(WHAT IS EXPECTED)
Write the material out again exactly.
++++
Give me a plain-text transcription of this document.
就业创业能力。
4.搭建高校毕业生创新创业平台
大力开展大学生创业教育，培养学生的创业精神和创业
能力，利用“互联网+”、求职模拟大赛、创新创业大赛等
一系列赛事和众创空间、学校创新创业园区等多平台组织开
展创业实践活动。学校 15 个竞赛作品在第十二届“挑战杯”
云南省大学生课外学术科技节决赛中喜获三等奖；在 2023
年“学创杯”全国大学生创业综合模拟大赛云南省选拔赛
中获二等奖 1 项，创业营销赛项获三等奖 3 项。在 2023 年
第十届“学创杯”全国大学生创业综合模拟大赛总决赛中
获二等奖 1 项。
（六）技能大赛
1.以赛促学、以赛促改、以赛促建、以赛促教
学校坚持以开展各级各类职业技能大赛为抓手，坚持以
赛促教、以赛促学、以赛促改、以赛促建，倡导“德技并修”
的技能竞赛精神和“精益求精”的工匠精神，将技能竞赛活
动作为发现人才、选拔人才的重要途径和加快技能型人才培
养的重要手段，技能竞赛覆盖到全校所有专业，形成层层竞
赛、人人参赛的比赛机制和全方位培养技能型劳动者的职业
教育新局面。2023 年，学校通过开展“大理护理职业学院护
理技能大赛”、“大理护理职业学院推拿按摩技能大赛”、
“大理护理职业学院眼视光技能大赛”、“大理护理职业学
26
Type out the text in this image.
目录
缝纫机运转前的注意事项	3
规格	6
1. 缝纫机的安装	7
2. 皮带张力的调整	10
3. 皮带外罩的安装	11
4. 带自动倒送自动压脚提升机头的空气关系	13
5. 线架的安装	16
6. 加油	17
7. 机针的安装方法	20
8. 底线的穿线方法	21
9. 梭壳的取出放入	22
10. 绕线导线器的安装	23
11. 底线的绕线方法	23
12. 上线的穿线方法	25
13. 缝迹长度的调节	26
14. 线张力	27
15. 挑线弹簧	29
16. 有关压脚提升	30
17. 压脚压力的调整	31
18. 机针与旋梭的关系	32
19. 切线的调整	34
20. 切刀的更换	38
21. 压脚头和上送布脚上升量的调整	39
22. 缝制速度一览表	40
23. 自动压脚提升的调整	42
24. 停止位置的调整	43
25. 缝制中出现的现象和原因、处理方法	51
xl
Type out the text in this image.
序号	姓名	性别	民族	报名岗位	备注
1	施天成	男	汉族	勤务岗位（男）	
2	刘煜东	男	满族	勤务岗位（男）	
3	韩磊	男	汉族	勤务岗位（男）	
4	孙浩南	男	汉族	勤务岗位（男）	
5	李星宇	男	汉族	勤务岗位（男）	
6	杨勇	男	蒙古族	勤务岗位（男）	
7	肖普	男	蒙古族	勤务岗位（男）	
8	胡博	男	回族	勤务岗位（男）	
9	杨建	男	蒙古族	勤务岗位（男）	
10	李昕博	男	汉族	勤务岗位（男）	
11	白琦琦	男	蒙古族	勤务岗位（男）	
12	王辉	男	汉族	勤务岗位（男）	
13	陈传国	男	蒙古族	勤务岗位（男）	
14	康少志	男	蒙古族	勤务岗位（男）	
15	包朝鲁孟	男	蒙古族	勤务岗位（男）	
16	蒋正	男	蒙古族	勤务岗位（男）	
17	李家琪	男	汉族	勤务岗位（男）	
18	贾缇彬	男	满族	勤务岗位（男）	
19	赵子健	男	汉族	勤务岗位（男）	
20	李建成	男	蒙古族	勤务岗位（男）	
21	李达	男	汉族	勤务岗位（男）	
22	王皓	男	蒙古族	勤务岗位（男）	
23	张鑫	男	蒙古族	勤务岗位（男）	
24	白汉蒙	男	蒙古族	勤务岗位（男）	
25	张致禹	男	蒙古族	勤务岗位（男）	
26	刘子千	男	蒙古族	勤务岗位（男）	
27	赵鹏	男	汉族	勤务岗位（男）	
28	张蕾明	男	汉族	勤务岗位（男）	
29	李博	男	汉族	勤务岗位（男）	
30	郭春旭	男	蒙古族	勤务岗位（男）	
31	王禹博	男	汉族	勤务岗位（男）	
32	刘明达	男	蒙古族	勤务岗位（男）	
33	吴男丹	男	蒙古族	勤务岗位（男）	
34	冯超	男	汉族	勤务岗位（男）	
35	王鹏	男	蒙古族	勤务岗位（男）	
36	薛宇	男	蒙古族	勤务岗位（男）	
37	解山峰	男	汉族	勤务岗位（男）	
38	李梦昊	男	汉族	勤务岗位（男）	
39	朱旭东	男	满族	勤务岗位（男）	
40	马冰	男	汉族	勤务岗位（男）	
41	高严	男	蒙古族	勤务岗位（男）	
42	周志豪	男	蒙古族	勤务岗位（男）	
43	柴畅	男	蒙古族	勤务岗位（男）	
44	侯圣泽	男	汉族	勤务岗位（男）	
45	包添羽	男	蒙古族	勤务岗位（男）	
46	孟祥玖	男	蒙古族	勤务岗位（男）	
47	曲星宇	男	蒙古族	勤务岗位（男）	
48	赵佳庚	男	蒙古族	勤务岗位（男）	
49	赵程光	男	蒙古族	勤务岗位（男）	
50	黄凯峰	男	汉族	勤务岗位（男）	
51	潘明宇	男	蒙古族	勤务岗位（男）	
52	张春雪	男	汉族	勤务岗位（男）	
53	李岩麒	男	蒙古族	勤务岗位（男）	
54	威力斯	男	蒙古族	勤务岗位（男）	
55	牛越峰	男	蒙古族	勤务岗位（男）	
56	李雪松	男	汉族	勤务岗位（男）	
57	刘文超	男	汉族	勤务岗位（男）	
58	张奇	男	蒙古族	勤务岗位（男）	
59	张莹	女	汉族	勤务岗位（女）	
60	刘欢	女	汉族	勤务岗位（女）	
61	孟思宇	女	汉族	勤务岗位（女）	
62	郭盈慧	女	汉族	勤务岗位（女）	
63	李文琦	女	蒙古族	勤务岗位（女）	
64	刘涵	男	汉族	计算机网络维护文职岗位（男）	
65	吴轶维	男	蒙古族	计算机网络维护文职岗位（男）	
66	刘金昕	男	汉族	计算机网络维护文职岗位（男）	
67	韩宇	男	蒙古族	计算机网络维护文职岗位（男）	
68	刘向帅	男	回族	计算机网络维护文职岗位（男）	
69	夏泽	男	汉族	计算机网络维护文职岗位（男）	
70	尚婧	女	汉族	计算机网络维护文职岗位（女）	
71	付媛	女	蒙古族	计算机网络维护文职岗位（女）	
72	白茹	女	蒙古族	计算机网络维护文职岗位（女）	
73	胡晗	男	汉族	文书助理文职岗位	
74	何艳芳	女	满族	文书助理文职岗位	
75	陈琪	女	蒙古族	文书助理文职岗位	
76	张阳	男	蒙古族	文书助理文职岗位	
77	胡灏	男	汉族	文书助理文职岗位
++++
(TASK RESULT)
Give me a plain-text transcription of this document.
就业创业能力。
4.搭建高校毕业生创新创业平台
大力开展大学生创业教育，培养学生的创业精神和创业
能力，利用“互联网+”、求职模拟大赛、创新创业大赛等
一系列赛事和众创空间、学校创新创业园区等多平台组织开
展创业实践活动。学校 15 个竞赛作品在第十二届“挑战杯”
云南省大学生课外学术科技节决赛中喜获三等奖；在 2023
年“学创杯”全国大学生创业综合模拟大赛云南省选拔赛
中获二等奖 1 项，创业营销赛项获三等奖 3 项。在 2023 年
第十届“学创杯”全国大学生创业综合模拟大赛总决赛中
获二等奖 1 项。
（六）技能大赛
1.以赛促学、以赛促改、以赛促建、以赛促教
学校坚持以开展各级各类职业技能大赛为抓手，坚持以
赛促教、以赛促学、以赛促改、以赛促建，倡导“德技并修”
的技能竞赛精神和“精益求精”的工匠精神，将技能竞赛活
动作为发现人才、选拔人才的重要途径和加快技能型人才培
养的重要手段，技能竞赛覆盖到全校所有专业，形成层层竞
赛、人人参赛的比赛机制和全方位培养技能型劳动者的职业
教育新局面。2023 年，学校通过开展“大理护理职业学院护
理技能大赛”、“大理护理职业学院推拿按摩技能大赛”、
“大理护理职业学院眼视光技能大赛”、“大理护理职业学
26
Type out the text in this image.
目录
缝纫机运转前的注意事项	3
规格	6
1. 缝纫机的安装	7
2. 皮带张力的调整	10
3. 皮带外罩的安装	11
4. 带自动倒送自动压脚提升机头的空气关系	13
5. 线架的安装	16
6. 加油	17
7. 机针的安装方法	20
8. 底线的穿线方法	21
9. 梭壳的取出放入	22
10. 绕线导线器的安装	23
11. 底线的绕线方法	23
12. 上线的穿线方法	25
13. 缝迹长度的调节	26
14. 线张力	27
15. 挑线弹簧	29
16. 有关压脚提升	30
17. 压脚压力的调整	31
18. 机针与旋梭的关系	32
19. 切线的调整	34
20. 切刀的更换	38
21. 压脚头和上送布脚上升量的调整	39
22. 缝制速度一览表	40
23. 自动压脚提升的调整	42
24. 停止位置的调整	43
25. 缝制中出现的现象和原因、处理方法	51
xl
Type out the text in this image.
序号	姓名	性别	民族	报名岗位	备注
1	施天成	男	汉族	勤务岗位（男）	
2	刘煜东	男	满族	勤务岗位（男）	
3	韩磊	男	汉族	勤务岗位（男）	
4	孙浩南	男	汉族	勤务岗位（男）	
5	李星宇	男	汉族	勤务岗位（男）	
6	杨勇	男	蒙古族	勤务岗位（男）	
7	肖普	男	蒙古族	勤务岗位（男）	
8	胡博	男	回族	勤务岗位（男）	
9	杨建	男	蒙古族	勤务岗位（男）	
10	李昕博	男	汉族	勤务岗位（男）	
11	白琦琦	男	蒙古族	勤务岗位（男）	
12	王辉	男	汉族	勤务岗位（男）	
13	陈传国	男	蒙古族	勤务岗位（男）	
14	康少志	男	蒙古族	勤务岗位（男）	
15	包朝鲁孟	男	蒙古族	勤务岗位（男）	
16	蒋正	男	蒙古族	勤务岗位（男）	
17	李家琪	男	汉族	勤务岗位（男）	
18	贾缇彬	男	满族	勤务岗位（男）	
19	赵子健	男	汉族	勤务岗位（男）	
20	李建成	男	蒙古族	勤务岗位（男）	
21	李达	男	汉族	勤务岗位（男）	
22	王皓	男	蒙古族	勤务岗位（男）	
23	张鑫	男	蒙古族	勤务岗位（男）	
24	白汉蒙	男	蒙古族	勤务岗位（男）	
25	张致禹	男	蒙古族	勤务岗位（男）	
26	刘子千	男	蒙古族	勤务岗位（男）	
27	赵鹏	男	汉族	勤务岗位（男）	
28	张蕾明	男	汉族	勤务岗位（男）	
29	李博	男	汉族	勤务岗位（男）	
30	郭春旭	男	蒙古族	勤务岗位（男）	
31	王禹博	男	汉族	勤务岗位（男）	
32	刘明达	男	蒙古族	勤务岗位（男）	
33	吴男丹	男	蒙古族	勤务岗位（男）	
34	冯超	男	汉族	勤务岗位（男）	
35	王鹏	男	蒙古族	勤务岗位（男）	
36	薛宇	男	蒙古族	勤务岗位（男）	
37	解山峰	男	汉族	勤务岗位（男）	
38	李梦昊	男	汉族	勤务岗位（男）	
39	朱旭东	男	满族	勤务岗位（男）	
40	马冰	男	汉族	勤务岗位（男）	
41	高严	男	蒙古族	勤务岗位（男）	
42	周志豪	男	蒙古族	勤务岗位（男）	
43	柴畅	男	蒙古族	勤务岗位（男）	
44	侯圣泽	男	汉族	勤务岗位（男）	
45	包添羽	男	蒙古族	勤务岗位（男）	
46	孟祥玖	男	蒙古族	勤务岗位（男）	
47	曲星宇	男	蒙古族	勤务岗位（男）	
48	赵佳庚	男	蒙古族	勤务岗位（男）	
49	赵程光	男	蒙古族	勤务岗位（男）	
50	黄凯峰	男	汉族	勤务岗位（男）	
51	潘明宇	男	蒙古族	勤务岗位（男）	
52	张春雪	男	汉族	勤务岗位（男）	
53	李岩麒	男	蒙古族	勤务岗位（男）	
54	威力斯	男	蒙古族	勤务岗位（男）	
55	牛越峰	男	蒙古族	勤务岗位（男）	
56	李雪松	男	汉族	勤务岗位（男）	
57	刘文超	男	汉族	勤务岗位（男）	
58	张奇	男	蒙古族	勤务岗位（男）	
59	张莹	女	汉族	勤务岗位（女）	
60	刘欢	女	汉族	勤务岗位（女）	
61	孟思宇	女	汉族	勤务岗位（女）	
62	郭盈慧	女	汉族	勤务岗位（女）	
63	李文琦	女	蒙古族	勤务岗位（女）	
64	刘涵	男	汉族	计算机网络维护文职岗位（男）	
65	吴轶维	男	蒙古族	计算机网络维护文职岗位（男）	
66	刘金昕	男	汉族	计算机网络维护文职岗位（男）	
67	韩宇	男	蒙古族	计算机网络维护文职岗位（男）	
68	刘向帅	男	回族	计算机网络维护文职岗位（男）	
69	夏泽	男	汉族	计算机网络维护文职岗位（男）	
70	尚婧	女	汉族	计算机网络维护文职岗位（女）	
71	付媛	女	蒙古族	计算机网络维护文职岗位（女）	
72	白茹	女	蒙古族	计算机网络维护文职岗位（女）	
73	胡晗	男	汉族	文书助理文职岗位	
74	何艳芳	女	满族	文书助理文职岗位	
75	陈琪	女	蒙古族	文书助理文职岗位	
76	张阳	男	蒙古族	文书助理文职岗位	
77	胡灏	男	汉族	文书助理文职岗位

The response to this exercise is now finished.